- GIVEN TASK: Pick out every row below that contains the string "brand" and copy each one in full, treating uppercase and lowercase letters as distinct.

## begin EXTRACTED INFORMATION

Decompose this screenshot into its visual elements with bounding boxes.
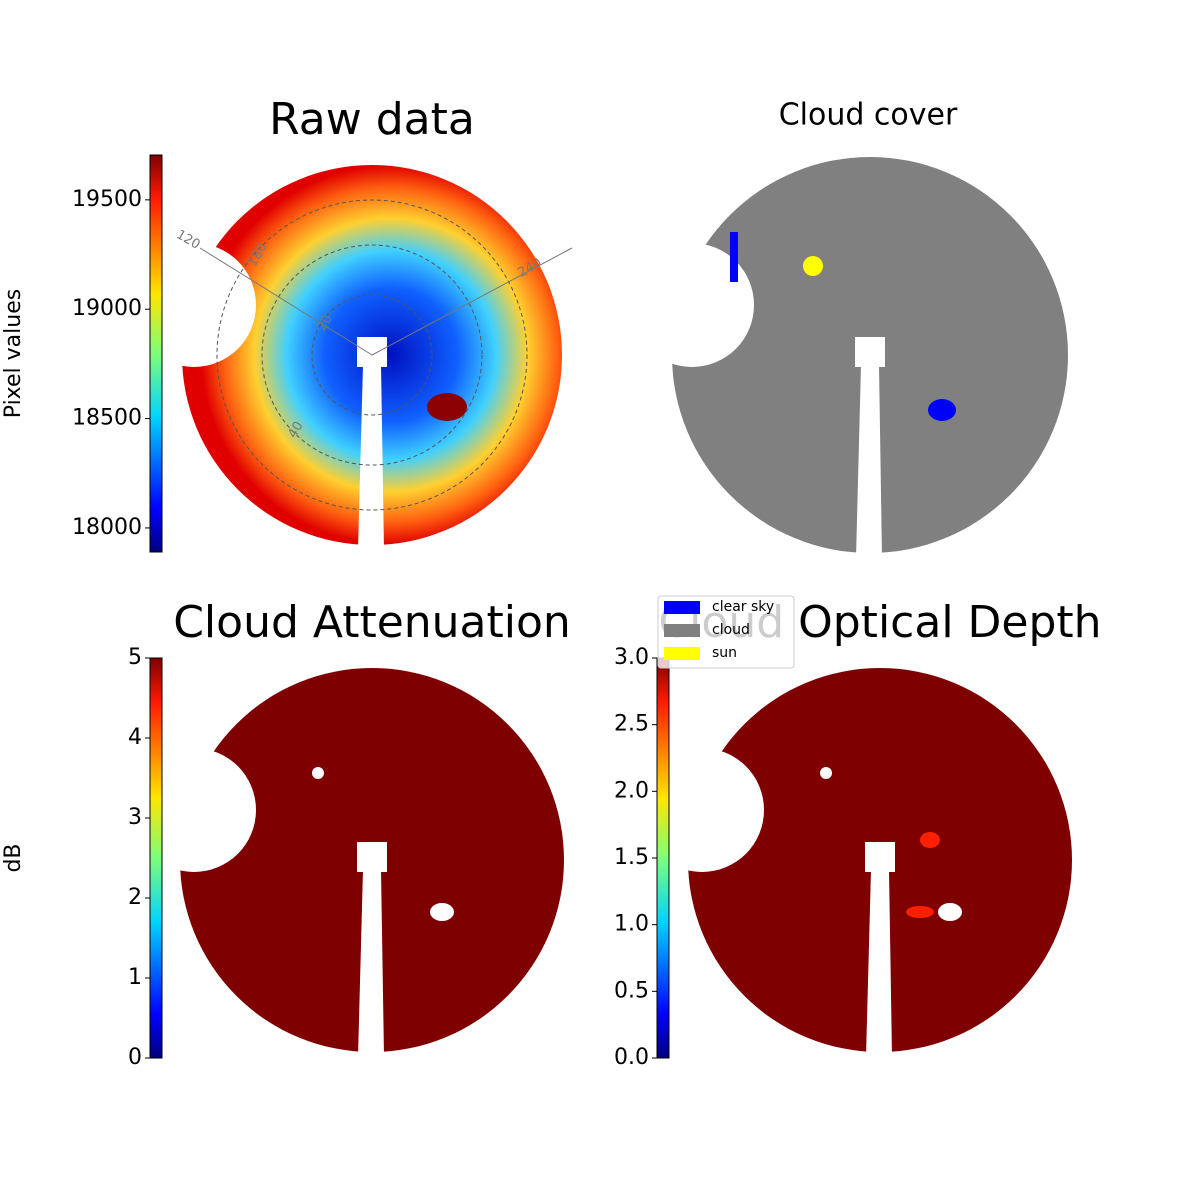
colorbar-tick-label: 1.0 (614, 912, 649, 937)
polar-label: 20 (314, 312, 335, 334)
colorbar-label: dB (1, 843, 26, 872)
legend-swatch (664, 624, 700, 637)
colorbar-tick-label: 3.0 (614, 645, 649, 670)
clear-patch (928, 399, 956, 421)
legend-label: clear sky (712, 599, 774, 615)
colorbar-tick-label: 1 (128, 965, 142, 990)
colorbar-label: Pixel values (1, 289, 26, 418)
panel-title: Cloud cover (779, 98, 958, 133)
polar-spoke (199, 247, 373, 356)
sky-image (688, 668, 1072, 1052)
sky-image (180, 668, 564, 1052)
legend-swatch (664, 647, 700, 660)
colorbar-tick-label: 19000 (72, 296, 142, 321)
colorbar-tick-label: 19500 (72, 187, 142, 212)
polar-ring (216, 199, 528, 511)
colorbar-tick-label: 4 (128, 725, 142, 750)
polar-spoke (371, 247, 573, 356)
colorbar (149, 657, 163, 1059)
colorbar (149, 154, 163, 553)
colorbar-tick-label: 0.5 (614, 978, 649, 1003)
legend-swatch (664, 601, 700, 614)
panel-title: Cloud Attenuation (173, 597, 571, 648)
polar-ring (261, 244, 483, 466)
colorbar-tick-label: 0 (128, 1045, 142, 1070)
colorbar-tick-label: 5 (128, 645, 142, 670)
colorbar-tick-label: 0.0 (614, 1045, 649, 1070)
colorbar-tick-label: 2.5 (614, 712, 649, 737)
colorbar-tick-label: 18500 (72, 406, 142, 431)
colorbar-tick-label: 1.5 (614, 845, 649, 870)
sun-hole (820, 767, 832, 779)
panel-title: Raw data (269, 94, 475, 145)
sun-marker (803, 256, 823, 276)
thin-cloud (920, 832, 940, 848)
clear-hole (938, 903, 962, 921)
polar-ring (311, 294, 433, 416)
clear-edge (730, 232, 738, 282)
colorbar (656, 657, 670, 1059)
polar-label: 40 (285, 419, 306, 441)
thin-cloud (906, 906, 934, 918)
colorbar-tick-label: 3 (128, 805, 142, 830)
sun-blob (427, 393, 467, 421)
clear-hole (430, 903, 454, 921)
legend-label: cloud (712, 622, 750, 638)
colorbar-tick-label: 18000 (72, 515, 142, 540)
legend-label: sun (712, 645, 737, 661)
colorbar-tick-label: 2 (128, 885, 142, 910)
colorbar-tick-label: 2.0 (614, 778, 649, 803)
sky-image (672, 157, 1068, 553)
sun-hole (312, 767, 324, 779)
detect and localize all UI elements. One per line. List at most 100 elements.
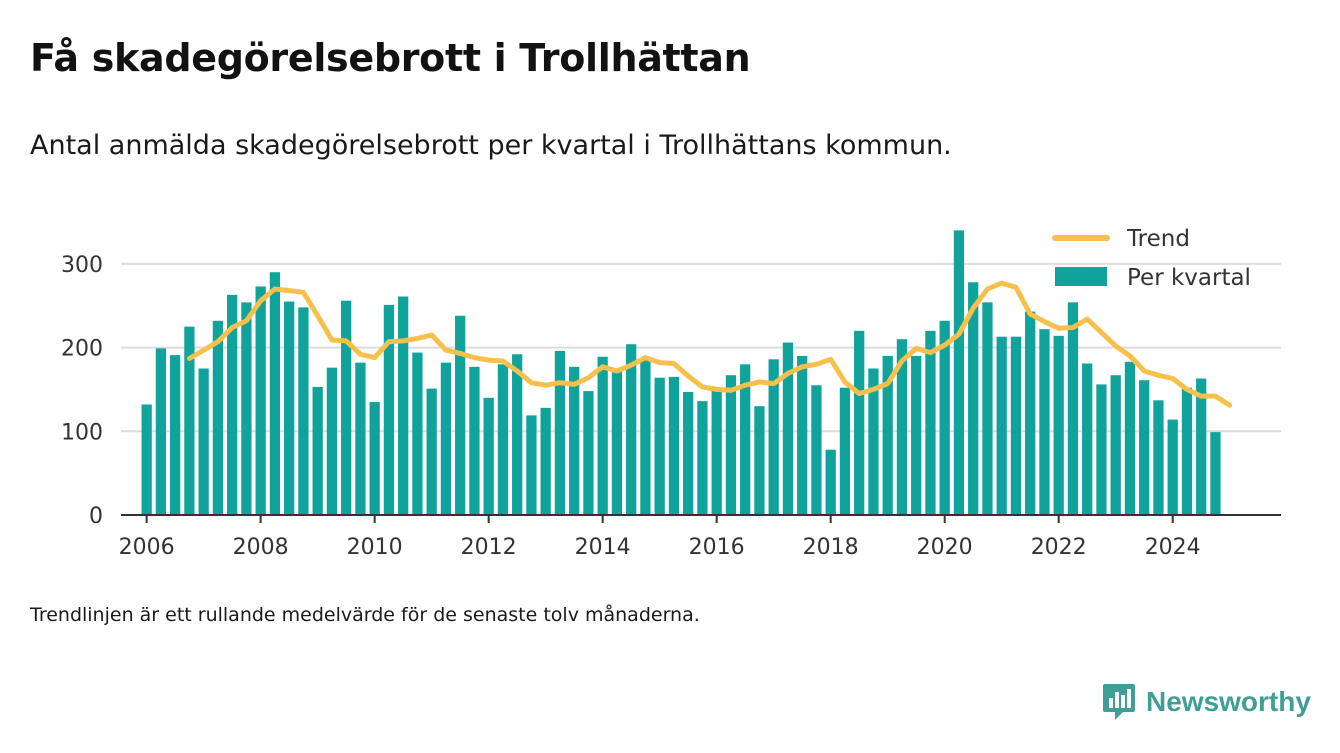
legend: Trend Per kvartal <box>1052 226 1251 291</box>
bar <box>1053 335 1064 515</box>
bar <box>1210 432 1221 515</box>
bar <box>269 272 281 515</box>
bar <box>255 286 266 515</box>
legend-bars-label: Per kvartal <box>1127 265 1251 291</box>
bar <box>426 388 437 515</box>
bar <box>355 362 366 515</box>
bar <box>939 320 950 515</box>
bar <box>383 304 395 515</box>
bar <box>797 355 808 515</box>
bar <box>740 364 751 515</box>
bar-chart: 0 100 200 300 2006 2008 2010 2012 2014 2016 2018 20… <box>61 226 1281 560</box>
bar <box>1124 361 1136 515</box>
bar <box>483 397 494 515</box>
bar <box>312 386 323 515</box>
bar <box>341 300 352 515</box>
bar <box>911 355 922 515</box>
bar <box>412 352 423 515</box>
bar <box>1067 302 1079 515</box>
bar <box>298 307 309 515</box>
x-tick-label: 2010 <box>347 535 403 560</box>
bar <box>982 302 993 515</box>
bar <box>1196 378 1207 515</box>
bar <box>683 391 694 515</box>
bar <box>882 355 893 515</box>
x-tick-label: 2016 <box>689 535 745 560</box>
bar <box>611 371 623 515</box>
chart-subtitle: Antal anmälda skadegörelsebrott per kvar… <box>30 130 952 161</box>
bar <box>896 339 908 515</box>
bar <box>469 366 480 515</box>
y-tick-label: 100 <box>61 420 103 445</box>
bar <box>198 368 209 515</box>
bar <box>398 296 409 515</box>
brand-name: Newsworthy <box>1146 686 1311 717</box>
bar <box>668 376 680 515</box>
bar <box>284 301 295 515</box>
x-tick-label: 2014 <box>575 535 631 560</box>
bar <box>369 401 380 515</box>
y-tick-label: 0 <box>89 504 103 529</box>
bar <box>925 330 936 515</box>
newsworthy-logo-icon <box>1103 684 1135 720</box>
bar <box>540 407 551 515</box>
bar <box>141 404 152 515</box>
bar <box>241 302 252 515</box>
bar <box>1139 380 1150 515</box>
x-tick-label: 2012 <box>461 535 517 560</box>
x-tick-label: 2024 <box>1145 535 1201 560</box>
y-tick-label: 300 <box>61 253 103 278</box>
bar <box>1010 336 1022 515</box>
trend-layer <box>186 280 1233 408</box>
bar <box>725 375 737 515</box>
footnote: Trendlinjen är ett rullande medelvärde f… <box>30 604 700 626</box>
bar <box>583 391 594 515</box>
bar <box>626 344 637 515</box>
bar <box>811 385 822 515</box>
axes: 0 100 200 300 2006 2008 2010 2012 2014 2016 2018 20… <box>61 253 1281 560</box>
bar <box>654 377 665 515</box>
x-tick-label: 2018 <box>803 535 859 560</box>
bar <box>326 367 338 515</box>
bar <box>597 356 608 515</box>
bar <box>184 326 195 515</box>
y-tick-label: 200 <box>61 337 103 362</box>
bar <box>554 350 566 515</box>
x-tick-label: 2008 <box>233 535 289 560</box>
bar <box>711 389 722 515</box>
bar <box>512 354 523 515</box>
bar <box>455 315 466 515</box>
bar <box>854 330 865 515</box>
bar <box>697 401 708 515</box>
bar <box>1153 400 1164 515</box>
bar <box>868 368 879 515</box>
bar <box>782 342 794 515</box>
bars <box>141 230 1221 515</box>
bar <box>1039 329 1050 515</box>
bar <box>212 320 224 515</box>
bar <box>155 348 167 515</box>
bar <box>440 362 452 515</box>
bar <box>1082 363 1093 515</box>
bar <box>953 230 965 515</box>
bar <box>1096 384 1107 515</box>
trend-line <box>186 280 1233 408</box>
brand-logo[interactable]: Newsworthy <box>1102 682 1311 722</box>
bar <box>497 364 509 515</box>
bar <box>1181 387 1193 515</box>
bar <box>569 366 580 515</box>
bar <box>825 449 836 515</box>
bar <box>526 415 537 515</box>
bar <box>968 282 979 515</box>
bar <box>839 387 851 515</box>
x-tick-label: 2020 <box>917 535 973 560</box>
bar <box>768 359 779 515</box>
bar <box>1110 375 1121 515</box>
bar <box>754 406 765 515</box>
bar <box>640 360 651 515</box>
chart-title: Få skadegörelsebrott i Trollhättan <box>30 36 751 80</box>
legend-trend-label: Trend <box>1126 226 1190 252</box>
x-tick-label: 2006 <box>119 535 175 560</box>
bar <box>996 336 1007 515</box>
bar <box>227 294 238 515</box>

## end EXTRACTED INFORMATION
## begin EXTRACTED INFORMATION

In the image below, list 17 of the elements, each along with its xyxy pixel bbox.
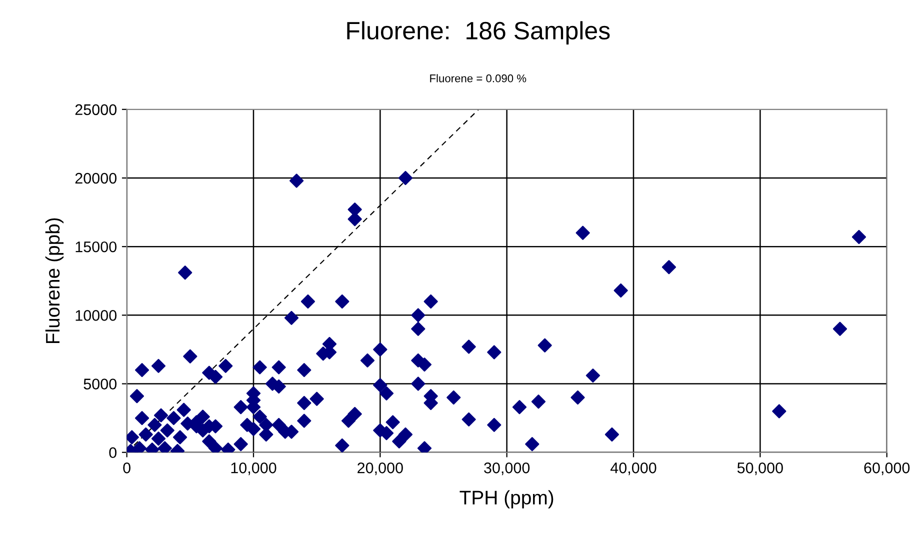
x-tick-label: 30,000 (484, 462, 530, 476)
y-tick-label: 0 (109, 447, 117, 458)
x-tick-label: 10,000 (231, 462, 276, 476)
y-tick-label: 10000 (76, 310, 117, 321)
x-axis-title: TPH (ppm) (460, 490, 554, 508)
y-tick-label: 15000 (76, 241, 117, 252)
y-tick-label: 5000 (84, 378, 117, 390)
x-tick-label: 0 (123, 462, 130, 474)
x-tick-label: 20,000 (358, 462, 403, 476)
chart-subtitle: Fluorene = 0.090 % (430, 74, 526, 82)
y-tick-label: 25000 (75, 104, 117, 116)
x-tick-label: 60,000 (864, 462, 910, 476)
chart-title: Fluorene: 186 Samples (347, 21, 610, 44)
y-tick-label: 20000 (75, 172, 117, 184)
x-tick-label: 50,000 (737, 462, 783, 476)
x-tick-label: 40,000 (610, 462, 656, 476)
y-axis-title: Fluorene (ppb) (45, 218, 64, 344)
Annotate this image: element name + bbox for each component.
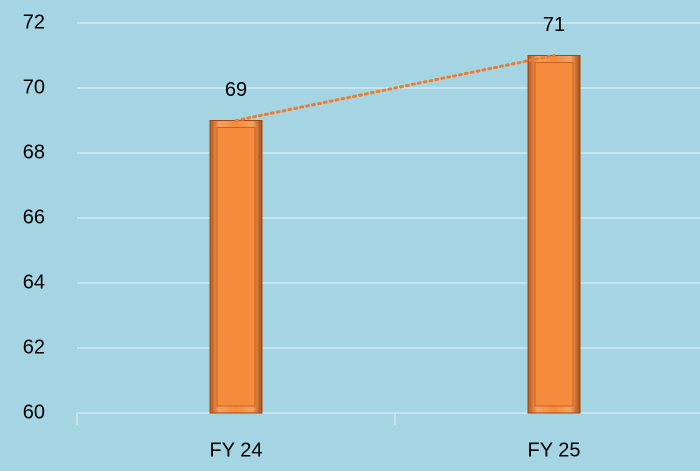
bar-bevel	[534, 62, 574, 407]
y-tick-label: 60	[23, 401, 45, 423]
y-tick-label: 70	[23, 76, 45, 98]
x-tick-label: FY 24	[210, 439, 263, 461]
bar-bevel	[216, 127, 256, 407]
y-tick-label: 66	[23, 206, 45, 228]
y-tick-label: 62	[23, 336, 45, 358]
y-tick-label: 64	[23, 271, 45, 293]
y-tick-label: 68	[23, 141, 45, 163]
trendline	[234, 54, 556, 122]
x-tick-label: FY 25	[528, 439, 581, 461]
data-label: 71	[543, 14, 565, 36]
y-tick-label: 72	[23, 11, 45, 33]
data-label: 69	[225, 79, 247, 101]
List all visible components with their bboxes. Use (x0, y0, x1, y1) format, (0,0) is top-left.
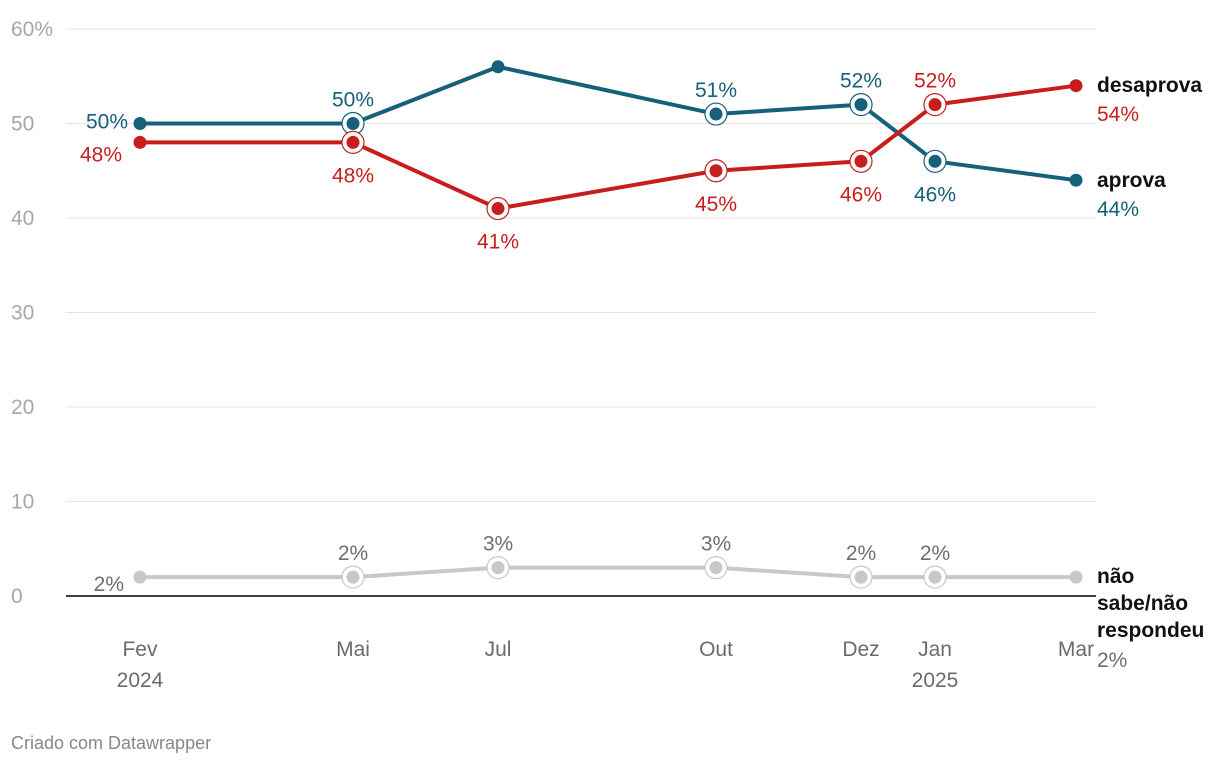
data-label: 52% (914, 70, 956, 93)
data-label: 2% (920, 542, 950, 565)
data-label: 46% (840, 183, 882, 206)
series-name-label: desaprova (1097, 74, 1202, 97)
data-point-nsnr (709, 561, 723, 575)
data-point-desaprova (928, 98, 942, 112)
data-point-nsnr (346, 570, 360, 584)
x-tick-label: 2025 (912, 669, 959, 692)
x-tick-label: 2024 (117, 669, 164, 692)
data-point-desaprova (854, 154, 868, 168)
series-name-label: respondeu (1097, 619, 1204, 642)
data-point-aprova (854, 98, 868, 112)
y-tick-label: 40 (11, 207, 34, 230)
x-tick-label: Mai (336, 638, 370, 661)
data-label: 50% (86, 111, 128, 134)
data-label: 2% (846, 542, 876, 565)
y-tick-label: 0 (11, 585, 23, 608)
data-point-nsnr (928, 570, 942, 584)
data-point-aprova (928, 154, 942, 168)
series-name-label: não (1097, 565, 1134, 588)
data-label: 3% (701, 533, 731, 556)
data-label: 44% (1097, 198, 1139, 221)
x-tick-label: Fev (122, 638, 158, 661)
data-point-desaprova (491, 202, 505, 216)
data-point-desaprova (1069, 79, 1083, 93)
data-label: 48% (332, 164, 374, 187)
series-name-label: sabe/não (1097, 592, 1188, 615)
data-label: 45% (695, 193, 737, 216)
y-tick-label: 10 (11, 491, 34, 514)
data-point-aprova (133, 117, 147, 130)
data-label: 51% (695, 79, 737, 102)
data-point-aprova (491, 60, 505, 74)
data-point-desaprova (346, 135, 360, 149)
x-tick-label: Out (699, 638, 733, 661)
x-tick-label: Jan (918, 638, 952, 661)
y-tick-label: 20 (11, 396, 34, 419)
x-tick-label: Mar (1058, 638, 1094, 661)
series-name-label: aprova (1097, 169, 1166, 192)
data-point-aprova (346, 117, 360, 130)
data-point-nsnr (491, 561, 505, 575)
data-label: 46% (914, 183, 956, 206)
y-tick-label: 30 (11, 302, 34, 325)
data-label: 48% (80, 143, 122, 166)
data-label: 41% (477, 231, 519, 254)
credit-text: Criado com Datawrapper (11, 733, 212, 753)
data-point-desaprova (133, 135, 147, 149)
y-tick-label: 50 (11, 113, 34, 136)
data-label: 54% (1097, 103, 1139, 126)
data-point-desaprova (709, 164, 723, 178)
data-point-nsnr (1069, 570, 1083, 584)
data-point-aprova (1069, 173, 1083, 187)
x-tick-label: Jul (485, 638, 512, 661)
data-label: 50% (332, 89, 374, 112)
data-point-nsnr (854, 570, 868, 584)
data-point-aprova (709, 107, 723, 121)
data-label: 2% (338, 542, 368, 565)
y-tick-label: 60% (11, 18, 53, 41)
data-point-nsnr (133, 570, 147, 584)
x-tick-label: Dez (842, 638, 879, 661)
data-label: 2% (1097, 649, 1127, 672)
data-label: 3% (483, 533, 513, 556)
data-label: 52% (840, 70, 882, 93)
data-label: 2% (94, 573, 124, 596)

## end EXTRACTED INFORMATION
## begin EXTRACTED INFORMATION

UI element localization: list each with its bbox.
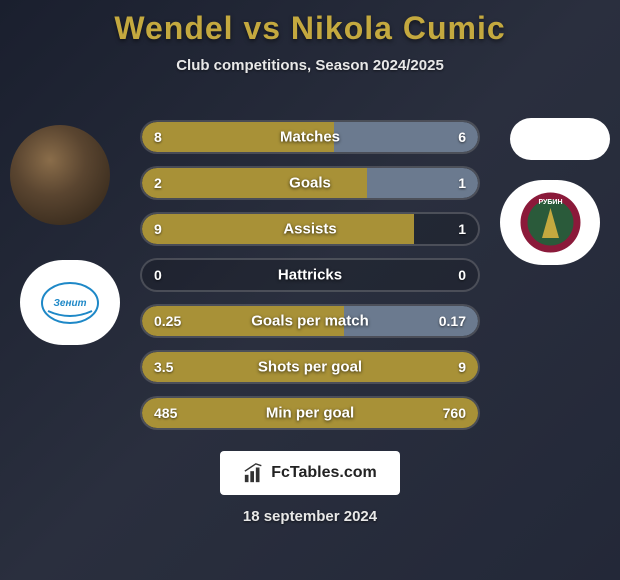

## end EXTRACTED INFORMATION

- ANSWER IN FULL:
brand-name: Newsworthy <box>1146 686 1311 717</box>
brand-logo[interactable]: Newsworthy <box>1102 682 1311 722</box>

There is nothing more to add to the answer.